STATED GOAL: Copy out every line that contains "或以事被谴".

═══ WORKING DATA ═══

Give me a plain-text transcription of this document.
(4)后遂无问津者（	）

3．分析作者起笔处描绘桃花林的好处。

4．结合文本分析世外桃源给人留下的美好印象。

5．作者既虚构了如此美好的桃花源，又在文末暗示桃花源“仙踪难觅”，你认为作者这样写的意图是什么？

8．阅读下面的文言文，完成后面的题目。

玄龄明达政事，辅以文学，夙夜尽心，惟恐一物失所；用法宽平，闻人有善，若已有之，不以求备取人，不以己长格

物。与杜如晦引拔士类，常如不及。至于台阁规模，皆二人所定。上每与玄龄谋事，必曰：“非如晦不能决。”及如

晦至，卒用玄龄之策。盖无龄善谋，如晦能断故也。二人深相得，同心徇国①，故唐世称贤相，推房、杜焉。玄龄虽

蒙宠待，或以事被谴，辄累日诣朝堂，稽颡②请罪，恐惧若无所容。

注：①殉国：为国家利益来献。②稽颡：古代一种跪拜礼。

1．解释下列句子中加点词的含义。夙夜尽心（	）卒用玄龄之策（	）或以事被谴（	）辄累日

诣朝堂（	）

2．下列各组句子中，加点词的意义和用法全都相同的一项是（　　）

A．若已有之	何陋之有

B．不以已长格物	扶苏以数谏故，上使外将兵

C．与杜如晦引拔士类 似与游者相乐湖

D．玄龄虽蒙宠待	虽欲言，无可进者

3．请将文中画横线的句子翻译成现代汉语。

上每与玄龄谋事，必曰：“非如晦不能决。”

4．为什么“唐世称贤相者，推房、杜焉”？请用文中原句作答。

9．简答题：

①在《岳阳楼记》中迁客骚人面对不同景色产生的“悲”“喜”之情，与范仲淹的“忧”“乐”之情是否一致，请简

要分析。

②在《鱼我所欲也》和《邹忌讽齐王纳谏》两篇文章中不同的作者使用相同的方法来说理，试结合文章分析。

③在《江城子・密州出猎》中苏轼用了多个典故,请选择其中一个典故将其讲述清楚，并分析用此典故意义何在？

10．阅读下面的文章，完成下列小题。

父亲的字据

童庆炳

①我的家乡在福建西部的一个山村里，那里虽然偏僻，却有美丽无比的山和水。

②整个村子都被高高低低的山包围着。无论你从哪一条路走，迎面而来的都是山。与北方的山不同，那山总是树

═══

CORRECT RESULT:
蒙宠待，或以事被谴，辄累日诣朝堂，稽颡②请罪，恐惧若无所容。
1．解释下列句子中加点词的含义。夙夜尽心（	）卒用玄龄之策（	）或以事被谴（	）辄累日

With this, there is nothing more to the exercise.